Source records –
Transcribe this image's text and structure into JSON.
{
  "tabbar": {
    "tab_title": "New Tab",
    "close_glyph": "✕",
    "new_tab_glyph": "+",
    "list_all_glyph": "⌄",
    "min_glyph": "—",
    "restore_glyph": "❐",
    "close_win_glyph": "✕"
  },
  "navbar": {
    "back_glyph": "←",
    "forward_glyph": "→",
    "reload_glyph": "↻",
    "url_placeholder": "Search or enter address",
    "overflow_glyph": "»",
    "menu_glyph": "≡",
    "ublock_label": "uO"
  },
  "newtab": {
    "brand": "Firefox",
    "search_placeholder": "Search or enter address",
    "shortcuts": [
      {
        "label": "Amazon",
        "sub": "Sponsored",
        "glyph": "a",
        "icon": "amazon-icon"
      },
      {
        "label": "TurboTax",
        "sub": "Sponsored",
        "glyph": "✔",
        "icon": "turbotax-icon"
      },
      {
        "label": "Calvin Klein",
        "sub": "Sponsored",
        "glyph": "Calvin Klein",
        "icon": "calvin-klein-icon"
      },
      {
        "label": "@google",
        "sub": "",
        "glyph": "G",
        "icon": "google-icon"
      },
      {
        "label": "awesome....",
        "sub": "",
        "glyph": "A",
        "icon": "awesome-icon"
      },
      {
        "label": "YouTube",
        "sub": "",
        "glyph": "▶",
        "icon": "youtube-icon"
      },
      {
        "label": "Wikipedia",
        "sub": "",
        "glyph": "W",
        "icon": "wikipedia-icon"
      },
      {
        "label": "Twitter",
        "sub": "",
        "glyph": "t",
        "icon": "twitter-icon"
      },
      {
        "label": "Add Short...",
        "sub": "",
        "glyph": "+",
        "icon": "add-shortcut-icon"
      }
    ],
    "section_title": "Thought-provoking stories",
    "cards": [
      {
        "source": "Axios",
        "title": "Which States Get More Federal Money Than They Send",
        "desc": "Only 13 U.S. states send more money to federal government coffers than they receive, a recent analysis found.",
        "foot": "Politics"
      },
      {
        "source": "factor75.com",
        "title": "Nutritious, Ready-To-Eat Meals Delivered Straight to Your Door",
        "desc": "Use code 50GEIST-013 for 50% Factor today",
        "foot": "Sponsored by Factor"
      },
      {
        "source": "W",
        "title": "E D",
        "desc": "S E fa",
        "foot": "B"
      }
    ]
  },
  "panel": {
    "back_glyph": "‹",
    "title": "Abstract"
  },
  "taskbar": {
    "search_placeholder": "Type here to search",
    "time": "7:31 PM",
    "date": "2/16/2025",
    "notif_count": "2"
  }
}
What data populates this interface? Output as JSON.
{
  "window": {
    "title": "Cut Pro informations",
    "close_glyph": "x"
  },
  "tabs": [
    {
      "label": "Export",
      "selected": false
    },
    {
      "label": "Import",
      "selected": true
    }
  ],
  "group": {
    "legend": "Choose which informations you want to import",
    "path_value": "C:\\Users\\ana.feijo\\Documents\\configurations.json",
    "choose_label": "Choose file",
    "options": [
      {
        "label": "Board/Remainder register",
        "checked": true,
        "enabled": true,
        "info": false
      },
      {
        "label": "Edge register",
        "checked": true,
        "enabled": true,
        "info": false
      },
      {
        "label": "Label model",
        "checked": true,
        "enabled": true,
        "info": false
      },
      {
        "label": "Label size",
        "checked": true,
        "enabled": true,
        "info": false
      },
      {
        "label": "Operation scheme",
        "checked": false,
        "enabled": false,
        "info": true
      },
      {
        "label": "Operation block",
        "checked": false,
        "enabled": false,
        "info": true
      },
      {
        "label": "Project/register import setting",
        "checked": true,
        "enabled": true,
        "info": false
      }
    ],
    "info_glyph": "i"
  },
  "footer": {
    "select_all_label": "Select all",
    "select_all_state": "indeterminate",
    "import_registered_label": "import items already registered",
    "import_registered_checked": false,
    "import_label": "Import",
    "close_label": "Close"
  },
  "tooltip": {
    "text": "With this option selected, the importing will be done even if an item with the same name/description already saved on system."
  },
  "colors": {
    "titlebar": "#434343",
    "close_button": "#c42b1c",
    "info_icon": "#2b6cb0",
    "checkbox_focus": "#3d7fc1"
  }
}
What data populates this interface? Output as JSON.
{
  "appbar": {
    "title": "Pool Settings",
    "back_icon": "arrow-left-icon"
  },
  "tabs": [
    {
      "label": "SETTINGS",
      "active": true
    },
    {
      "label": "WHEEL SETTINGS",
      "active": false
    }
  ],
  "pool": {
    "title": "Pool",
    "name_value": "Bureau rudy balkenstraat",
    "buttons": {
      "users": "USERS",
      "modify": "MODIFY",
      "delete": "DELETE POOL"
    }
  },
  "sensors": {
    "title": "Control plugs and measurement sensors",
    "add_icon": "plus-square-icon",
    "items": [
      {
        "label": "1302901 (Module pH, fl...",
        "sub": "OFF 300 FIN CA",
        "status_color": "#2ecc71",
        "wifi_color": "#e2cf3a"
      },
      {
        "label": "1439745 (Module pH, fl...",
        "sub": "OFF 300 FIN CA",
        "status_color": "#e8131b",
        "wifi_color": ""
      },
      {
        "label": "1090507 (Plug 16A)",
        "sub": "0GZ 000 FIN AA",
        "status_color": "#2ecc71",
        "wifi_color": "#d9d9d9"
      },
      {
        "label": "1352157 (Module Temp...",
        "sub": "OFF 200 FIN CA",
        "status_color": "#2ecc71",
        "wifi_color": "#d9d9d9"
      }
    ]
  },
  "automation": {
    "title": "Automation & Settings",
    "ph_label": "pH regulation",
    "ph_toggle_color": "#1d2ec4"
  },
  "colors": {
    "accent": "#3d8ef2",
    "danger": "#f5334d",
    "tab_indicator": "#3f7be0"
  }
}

What this task involves – Restate every record exactly, leaving nothing out.

Response –
Transcribe this image's text and structure into JSON.
{
  "tabbar": {
    "tab_title": "New Tab",
    "close_glyph": "✕",
    "new_tab_glyph": "+",
    "list_all_glyph": "⌄",
    "min_glyph": "—",
    "restore_glyph": "❐",
    "close_win_glyph": "✕"
  },
  "navbar": {
    "back_glyph": "←",
    "forward_glyph": "→",
    "reload_glyph": "↻",
    "url_placeholder": "Search or enter address",
    "overflow_glyph": "»",
    "menu_glyph": "≡",
    "ublock_label": "uO"
  },
  "newtab": {
    "brand": "Firefox",
    "search_placeholder": "Search or enter address",
    "shortcuts": [
      {
        "label": "Amazon",
        "sub": "Sponsored",
        "glyph": "a",
        "icon": "amazon-icon"
      },
      {
        "label": "TurboTax",
        "sub": "Sponsored",
        "glyph": "✔",
        "icon": "turbotax-icon"
      },
      {
        "label": "Calvin Klein",
        "sub": "Sponsored",
        "glyph": "Calvin Klein",
        "icon": "calvin-klein-icon"
      },
      {
        "label": "@google",
        "sub": "",
        "glyph": "G",
        "icon": "google-icon"
      },
      {
        "label": "awesome....",
        "sub": "",
        "glyph": "A",
        "icon": "awesome-icon"
      },
      {
        "label": "YouTube",
        "sub": "",
        "glyph": "▶",
        "icon": "youtube-icon"
      },
      {
        "label": "Wikipedia",
        "sub": "",
        "glyph": "W",
        "icon": "wikipedia-icon"
      },
      {
        "label": "Twitter",
        "sub": "",
        "glyph": "t",
        "icon": "twitter-icon"
      },
      {
        "label": "Add Short...",
        "sub": "",
        "glyph": "+",
        "icon": "add-shortcut-icon"
      }
    ],
    "section_title": "Thought-provoking stories",
    "cards": [
      {
        "source": "Axios",
        "title": "Which States Get More Federal Money Than They Send",
        "desc": "Only 13 U.S. states send more money to federal government coffers than they receive, a recent analysis found.",
        "foot": "Politics"
      },
      {
        "source": "factor75.com",
        "title": "Nutritious, Ready-To-Eat Meals Delivered Straight to Your Door",
        "desc": "Use code 50GEIST-013 for 50% Factor today",
        "foot": "Sponsored by Factor"
      },
      {
        "source": "W",
        "title": "E D",
        "desc": "S E fa",
        "foot": "B"
      }
    ]
  },
  "panel": {
    "back_glyph": "‹",
    "title": "Abstract"
  },
  "taskbar": {
    "search_placeholder": "Type here to search",
    "time": "7:31 PM",
    "date": "2/16/2025",
    "notif_count": "2"
  }
}
What data populates this interface? Output as JSON.
{
  "window": {
    "title": "Cut Pro informations",
    "close_glyph": "x"
  },
  "tabs": [
    {
      "label": "Export",
      "selected": false
    },
    {
      "label": "Import",
      "selected": true
    }
  ],
  "group": {
    "legend": "Choose which informations you want to import",
    "path_value": "C:\\Users\\ana.feijo\\Documents\\configurations.json",
    "choose_label": "Choose file",
    "options": [
      {
        "label": "Board/Remainder register",
        "checked": true,
        "enabled": true,
        "info": false
      },
      {
        "label": "Edge register",
        "checked": true,
        "enabled": true,
        "info": false
      },
      {
        "label": "Label model",
        "checked": true,
        "enabled": true,
        "info": false
      },
      {
        "label": "Label size",
        "checked": true,
        "enabled": true,
        "info": false
      },
      {
        "label": "Operation scheme",
        "checked": false,
        "enabled": false,
        "info": true
      },
      {
        "label": "Operation block",
        "checked": false,
        "enabled": false,
        "info": true
      },
      {
        "label": "Project/register import setting",
        "checked": true,
        "enabled": true,
        "info": false
      }
    ],
    "info_glyph": "i"
  },
  "footer": {
    "select_all_label": "Select all",
    "select_all_state": "indeterminate",
    "import_registered_label": "import items already registered",
    "import_registered_checked": false,
    "import_label": "Import",
    "close_label": "Close"
  },
  "tooltip": {
    "text": "With this option selected, the importing will be done even if an item with the same name/description already saved on system."
  },
  "colors": {
    "titlebar": "#434343",
    "close_button": "#c42b1c",
    "info_icon": "#2b6cb0",
    "checkbox_focus": "#3d7fc1"
  }
}
What data populates this interface? Output as JSON.
{
  "appbar": {
    "title": "Pool Settings",
    "back_icon": "arrow-left-icon"
  },
  "tabs": [
    {
      "label": "SETTINGS",
      "active": true
    },
    {
      "label": "WHEEL SETTINGS",
      "active": false
    }
  ],
  "pool": {
    "title": "Pool",
    "name_value": "Bureau rudy balkenstraat",
    "buttons": {
      "users": "USERS",
      "modify": "MODIFY",
      "delete": "DELETE POOL"
    }
  },
  "sensors": {
    "title": "Control plugs and measurement sensors",
    "add_icon": "plus-square-icon",
    "items": [
      {
        "label": "1302901 (Module pH, fl...",
        "sub": "OFF 300 FIN CA",
        "status_color": "#2ecc71",
        "wifi_color": "#e2cf3a"
      },
      {
        "label": "1439745 (Module pH, fl...",
        "sub": "OFF 300 FIN CA",
        "status_color": "#e8131b",
        "wifi_color": ""
      },
      {
        "label": "1090507 (Plug 16A)",
        "sub": "0GZ 000 FIN AA",
        "status_color": "#2ecc71",
        "wifi_color": "#d9d9d9"
      },
      {
        "label": "1352157 (Module Temp...",
        "sub": "OFF 200 FIN CA",
        "status_color": "#2ecc71",
        "wifi_color": "#d9d9d9"
      }
    ]
  },
  "automation": {
    "title": "Automation & Settings",
    "ph_label": "pH regulation",
    "ph_toggle_color": "#1d2ec4"
  },
  "colors": {
    "accent": "#3d8ef2",
    "danger": "#f5334d",
    "tab_indicator": "#3f7be0"
  }
}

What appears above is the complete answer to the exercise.